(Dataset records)
──────────
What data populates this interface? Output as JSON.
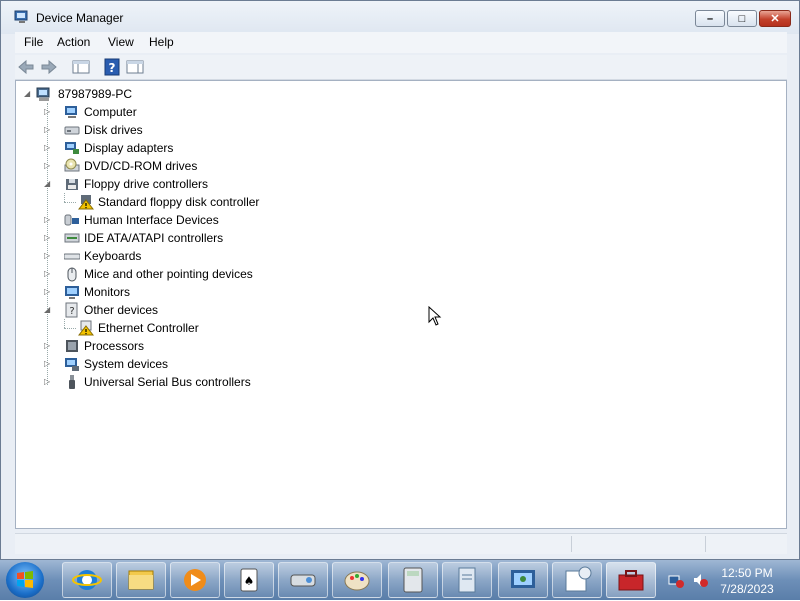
{
  "window": {
    "title": "Device Manager"
  },
  "menu": [
    "File",
    "Action",
    "View",
    "Help"
  ],
  "tree": {
    "root": "87987989-PC",
    "categories": [
      {
        "label": "Computer",
        "icon": "computer-icon",
        "expanded": false
      },
      {
        "label": "Disk drives",
        "icon": "disk-drive-icon",
        "expanded": false
      },
      {
        "label": "Display adapters",
        "icon": "display-adapter-icon",
        "expanded": false
      },
      {
        "label": "DVD/CD-ROM drives",
        "icon": "dvd-drive-icon",
        "expanded": false
      },
      {
        "label": "Floppy drive controllers",
        "icon": "floppy-controller-icon",
        "expanded": true,
        "children": [
          {
            "label": "Standard floppy disk controller",
            "icon": "warning-device-icon"
          }
        ]
      },
      {
        "label": "Human Interface Devices",
        "icon": "hid-icon",
        "expanded": false
      },
      {
        "label": "IDE ATA/ATAPI controllers",
        "icon": "ide-controller-icon",
        "expanded": false
      },
      {
        "label": "Keyboards",
        "icon": "keyboard-icon",
        "expanded": false
      },
      {
        "label": "Mice and other pointing devices",
        "icon": "mouse-icon",
        "expanded": false
      },
      {
        "label": "Monitors",
        "icon": "monitor-icon",
        "expanded": false
      },
      {
        "label": "Other devices",
        "icon": "unknown-device-icon",
        "expanded": true,
        "children": [
          {
            "label": "Ethernet Controller",
            "icon": "warning-device-icon"
          }
        ]
      },
      {
        "label": "Processors",
        "icon": "processor-icon",
        "expanded": false
      },
      {
        "label": "System devices",
        "icon": "system-devices-icon",
        "expanded": false
      },
      {
        "label": "Universal Serial Bus controllers",
        "icon": "usb-icon",
        "expanded": false
      }
    ]
  },
  "taskbar": {
    "clock_time": "12:50 PM",
    "clock_date": "7/28/2023",
    "buttons": [
      "internet-explorer-icon",
      "file-explorer-icon",
      "media-player-icon",
      "solitaire-icon",
      "projector-icon",
      "paint-icon",
      "calculator-icon",
      "document-icon",
      "control-panel-icon",
      "calendar-icon",
      "toolbox-icon"
    ]
  },
  "colors": {
    "accent": "#1b6fc9",
    "close": "#c3412b",
    "warning": "#f2c200"
  }
}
──────────
DIRECTION
Select every line in the material above where the string "controllers" occurs, and copy it.

COMPLETED EXERCISE
        "label": "Floppy drive controllers",
        "label": "IDE ATA/ATAPI controllers",
        "label": "Universal Serial Bus controllers",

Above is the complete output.